Problem to work on
Transcribe the listing that follows in full, omitting pictures.

[Data entries for graphics]
* BEGIN *

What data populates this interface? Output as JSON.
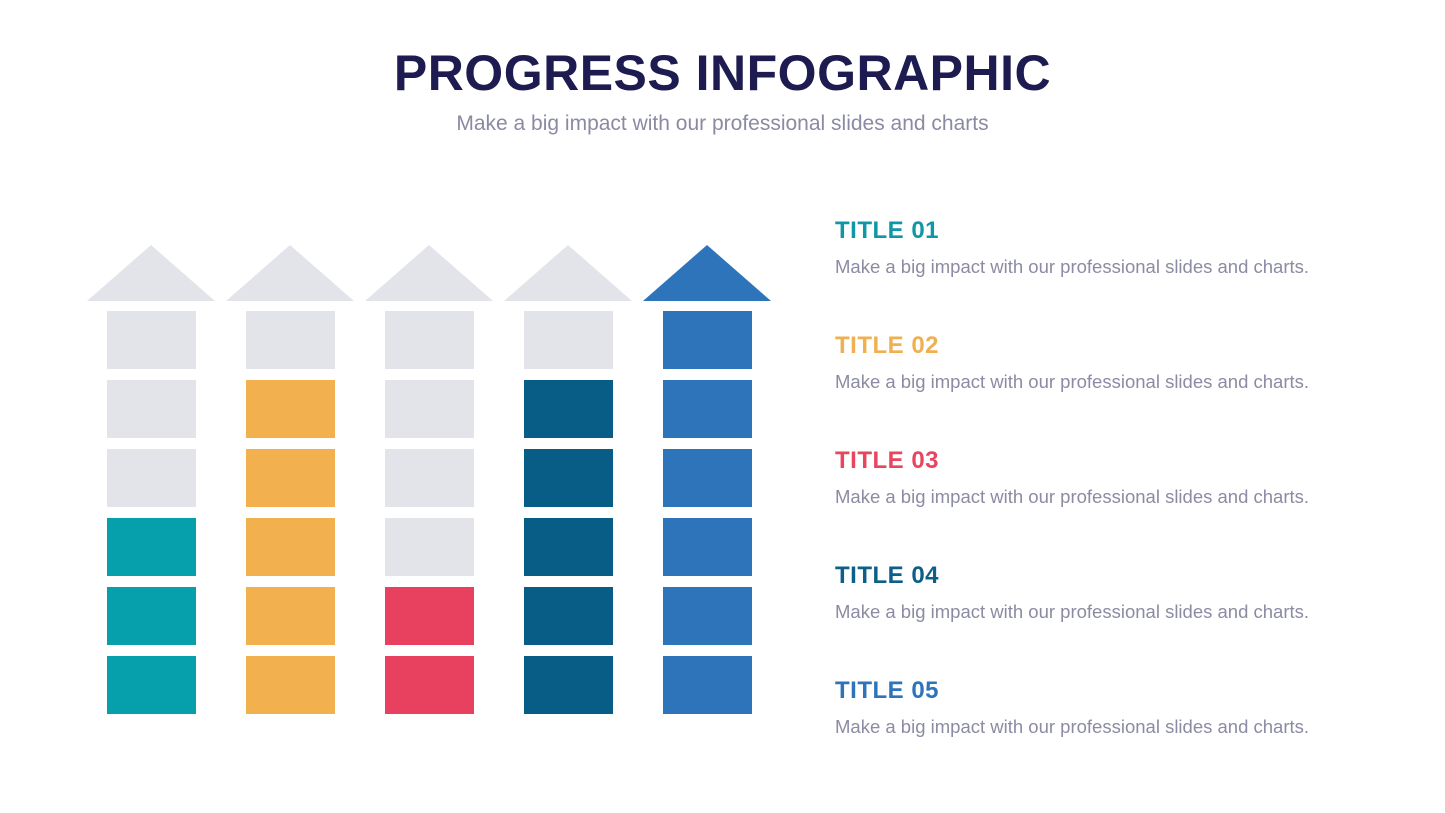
{
  "header": {
    "title": "PROGRESS INFOGRAPHIC",
    "subtitle": "Make a big impact with our professional slides and charts"
  },
  "palette": {
    "gray": "#e2e4e9",
    "teal": "#05a0ab",
    "orange": "#f3b04f",
    "red": "#e8415f",
    "navy": "#085d87",
    "blue": "#2d74ba"
  },
  "chart_data": {
    "type": "bar",
    "title": "PROGRESS INFOGRAPHIC",
    "subtitle": "Make a big impact with our professional slides and charts",
    "orientation": "vertical-arrow-towers",
    "max_segments": 6,
    "categories": [
      "TITLE 01",
      "TITLE 02",
      "TITLE 03",
      "TITLE 04",
      "TITLE 05"
    ],
    "values": [
      3,
      5,
      2,
      5,
      6
    ],
    "towers": [
      {
        "label": "TITLE 01",
        "filled": 3,
        "fill_color": "teal",
        "head_color": "gray",
        "segments_top_to_bottom": [
          "gray",
          "gray",
          "gray",
          "teal",
          "teal",
          "teal"
        ]
      },
      {
        "label": "TITLE 02",
        "filled": 5,
        "fill_color": "orange",
        "head_color": "gray",
        "segments_top_to_bottom": [
          "gray",
          "orange",
          "orange",
          "orange",
          "orange",
          "orange"
        ]
      },
      {
        "label": "TITLE 03",
        "filled": 2,
        "fill_color": "red",
        "head_color": "gray",
        "segments_top_to_bottom": [
          "gray",
          "gray",
          "gray",
          "gray",
          "red",
          "red"
        ]
      },
      {
        "label": "TITLE 04",
        "filled": 5,
        "fill_color": "navy",
        "head_color": "gray",
        "segments_top_to_bottom": [
          "gray",
          "navy",
          "navy",
          "navy",
          "navy",
          "navy"
        ]
      },
      {
        "label": "TITLE 05",
        "filled": 6,
        "fill_color": "blue",
        "head_color": "blue",
        "segments_top_to_bottom": [
          "blue",
          "blue",
          "blue",
          "blue",
          "blue",
          "blue"
        ]
      }
    ]
  },
  "legend": {
    "items": [
      {
        "title": "TITLE 01",
        "title_hex": "#0f97a7",
        "description": "Make a big impact with our professional slides and charts."
      },
      {
        "title": "TITLE 02",
        "title_hex": "#f0b052",
        "description": "Make a big impact with our professional slides and charts."
      },
      {
        "title": "TITLE 03",
        "title_hex": "#e8455f",
        "description": "Make a big impact with our professional slides and charts."
      },
      {
        "title": "TITLE 04",
        "title_hex": "#0e5e8a",
        "description": "Make a big impact with our professional slides and charts."
      },
      {
        "title": "TITLE 05",
        "title_hex": "#2d74ba",
        "description": "Make a big impact with our professional slides and charts."
      }
    ]
  }
}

* END *

Response to this task
What data populates this interface? Output as JSON.
{
  "header": {
    "title": "PROGRESS INFOGRAPHIC",
    "subtitle": "Make a big impact with our professional slides and charts"
  },
  "palette": {
    "gray": "#e2e4e9",
    "teal": "#05a0ab",
    "orange": "#f3b04f",
    "red": "#e8415f",
    "navy": "#085d87",
    "blue": "#2d74ba"
  },
  "chart_data": {
    "type": "bar",
    "title": "PROGRESS INFOGRAPHIC",
    "subtitle": "Make a big impact with our professional slides and charts",
    "orientation": "vertical-arrow-towers",
    "max_segments": 6,
    "categories": [
      "TITLE 01",
      "TITLE 02",
      "TITLE 03",
      "TITLE 04",
      "TITLE 05"
    ],
    "values": [
      3,
      5,
      2,
      5,
      6
    ],
    "towers": [
      {
        "label": "TITLE 01",
        "filled": 3,
        "fill_color": "teal",
        "head_color": "gray",
        "segments_top_to_bottom": [
          "gray",
          "gray",
          "gray",
          "teal",
          "teal",
          "teal"
        ]
      },
      {
        "label": "TITLE 02",
        "filled": 5,
        "fill_color": "orange",
        "head_color": "gray",
        "segments_top_to_bottom": [
          "gray",
          "orange",
          "orange",
          "orange",
          "orange",
          "orange"
        ]
      },
      {
        "label": "TITLE 03",
        "filled": 2,
        "fill_color": "red",
        "head_color": "gray",
        "segments_top_to_bottom": [
          "gray",
          "gray",
          "gray",
          "gray",
          "red",
          "red"
        ]
      },
      {
        "label": "TITLE 04",
        "filled": 5,
        "fill_color": "navy",
        "head_color": "gray",
        "segments_top_to_bottom": [
          "gray",
          "navy",
          "navy",
          "navy",
          "navy",
          "navy"
        ]
      },
      {
        "label": "TITLE 05",
        "filled": 6,
        "fill_color": "blue",
        "head_color": "blue",
        "segments_top_to_bottom": [
          "blue",
          "blue",
          "blue",
          "blue",
          "blue",
          "blue"
        ]
      }
    ]
  },
  "legend": {
    "items": [
      {
        "title": "TITLE 01",
        "title_hex": "#0f97a7",
        "description": "Make a big impact with our professional slides and charts."
      },
      {
        "title": "TITLE 02",
        "title_hex": "#f0b052",
        "description": "Make a big impact with our professional slides and charts."
      },
      {
        "title": "TITLE 03",
        "title_hex": "#e8455f",
        "description": "Make a big impact with our professional slides and charts."
      },
      {
        "title": "TITLE 04",
        "title_hex": "#0e5e8a",
        "description": "Make a big impact with our professional slides and charts."
      },
      {
        "title": "TITLE 05",
        "title_hex": "#2d74ba",
        "description": "Make a big impact with our professional slides and charts."
      }
    ]
  }
}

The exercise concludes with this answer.